Task goal: Pull out every line below holding the word "work".

Stored entries:
════════════════
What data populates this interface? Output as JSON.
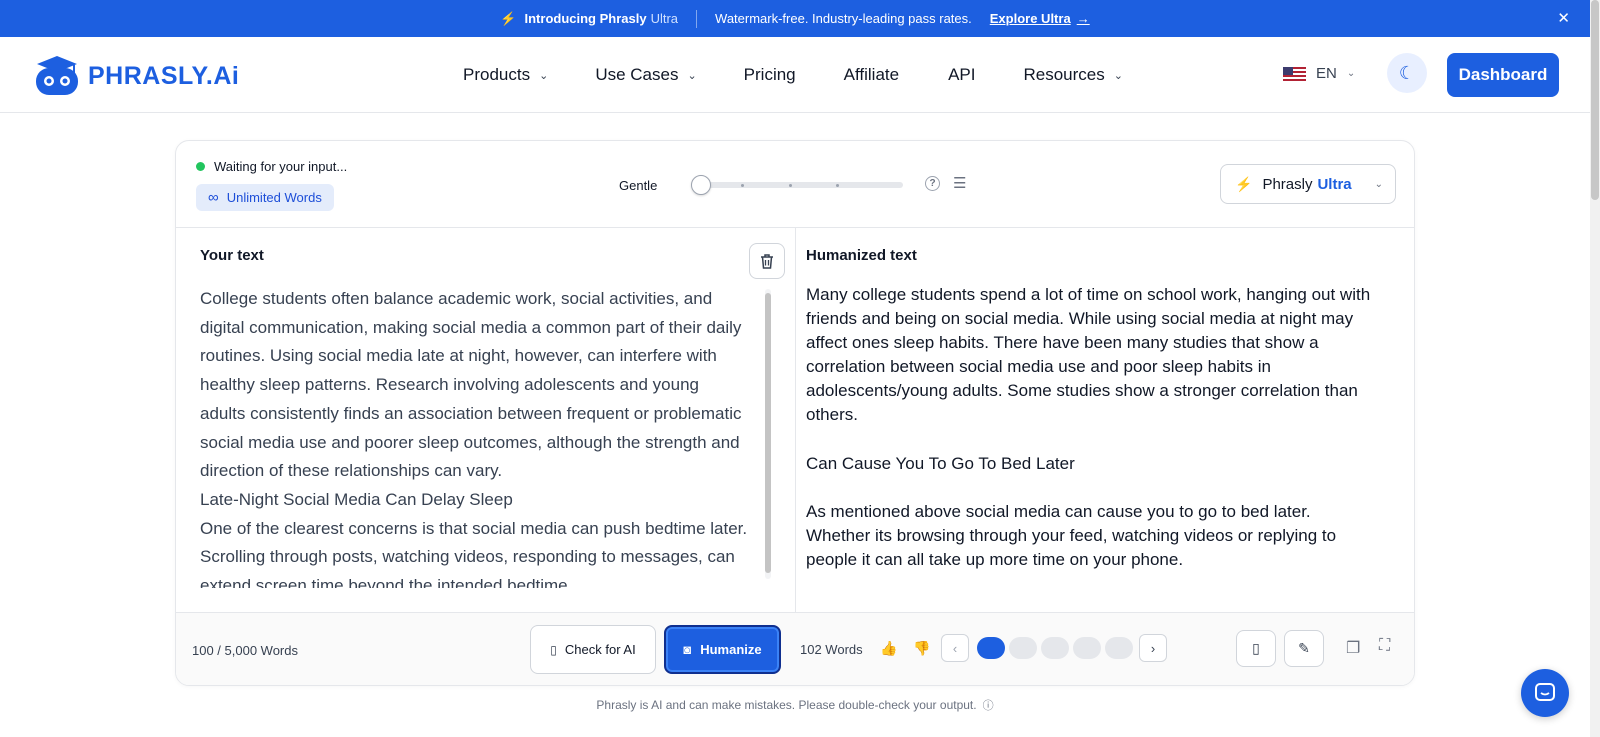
{
  "announcement": {
    "intro": "Introducing Phrasly",
    "intro_ultra": "Ultra",
    "tagline": "Watermark-free. Industry-leading pass rates.",
    "cta": "Explore Ultra",
    "arrow": "→",
    "close": "✕"
  },
  "header": {
    "logo_text": "PHRASLY.Ai",
    "nav": [
      {
        "label": "Products",
        "has_dropdown": true
      },
      {
        "label": "Use Cases",
        "has_dropdown": true
      },
      {
        "label": "Pricing",
        "has_dropdown": false
      },
      {
        "label": "Affiliate",
        "has_dropdown": false
      },
      {
        "label": "API",
        "has_dropdown": false
      },
      {
        "label": "Resources",
        "has_dropdown": true
      }
    ],
    "language": "EN",
    "dashboard_label": "Dashboard"
  },
  "toolbar": {
    "status": "Waiting for your input...",
    "unlimited_label": "Unlimited Words",
    "mode_label": "Gentle",
    "mode_level": 0,
    "model_name": "Phrasly",
    "model_tier": "Ultra"
  },
  "input_panel": {
    "label": "Your text",
    "paragraphs": [
      "College students often balance academic work, social activities, and digital communication, making social media a common part of their daily routines. Using social media late at night, however, can interfere with healthy sleep patterns. Research involving adolescents and young adults consistently finds an association between frequent or problematic social media use and poorer sleep outcomes, although the strength and direction of these relationships can vary.",
      "Late-Night Social Media Can Delay Sleep",
      "One of the clearest concerns is that social media can push bedtime later. Scrolling through posts, watching videos, responding to messages, can extend screen time beyond the intended bedtime."
    ],
    "word_count": "100 / 5,000 Words",
    "check_label": "Check for AI",
    "humanize_label": "Humanize"
  },
  "output_panel": {
    "label": "Humanized text",
    "paragraphs": [
      "Many college students spend a lot of time on school work, hanging out with friends and being on social media. While using social media at night may affect ones sleep habits. There have been many studies that show a correlation between social media use and poor sleep habits in adolescents/young adults. Some studies show a stronger correlation than others.",
      "Can Cause You To Go To Bed Later",
      "As mentioned above social media can cause you to go to bed later. Whether its browsing through your feed, watching videos or replying to people it can all take up more time on your phone."
    ],
    "word_count": "102 Words",
    "versions": 5,
    "active_version": 1
  },
  "disclaimer": "Phrasly is AI and can make mistakes. Please double-check your output.",
  "colors": {
    "brand": "#1d5fe0",
    "status_green": "#22c55e"
  }
}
════════════════
Complete response:
      "College students often balance academic work, social activities, and digital communication, making social media a common part of their daily routines. Using social media late at night, however, can interfere with healthy sleep patterns. Research involving adolescents and young adults consistently finds an association between frequent or problematic social media use and poorer sleep outcomes, although the strength and direction of these relationships can vary.",
      "Many college students spend a lot of time on school work, hanging out with friends and being on social media. While using social media at night may affect ones sleep habits. There have been many studies that show a correlation between social media use and poor sleep habits in adolescents/young adults. Some studies show a stronger correlation than others.",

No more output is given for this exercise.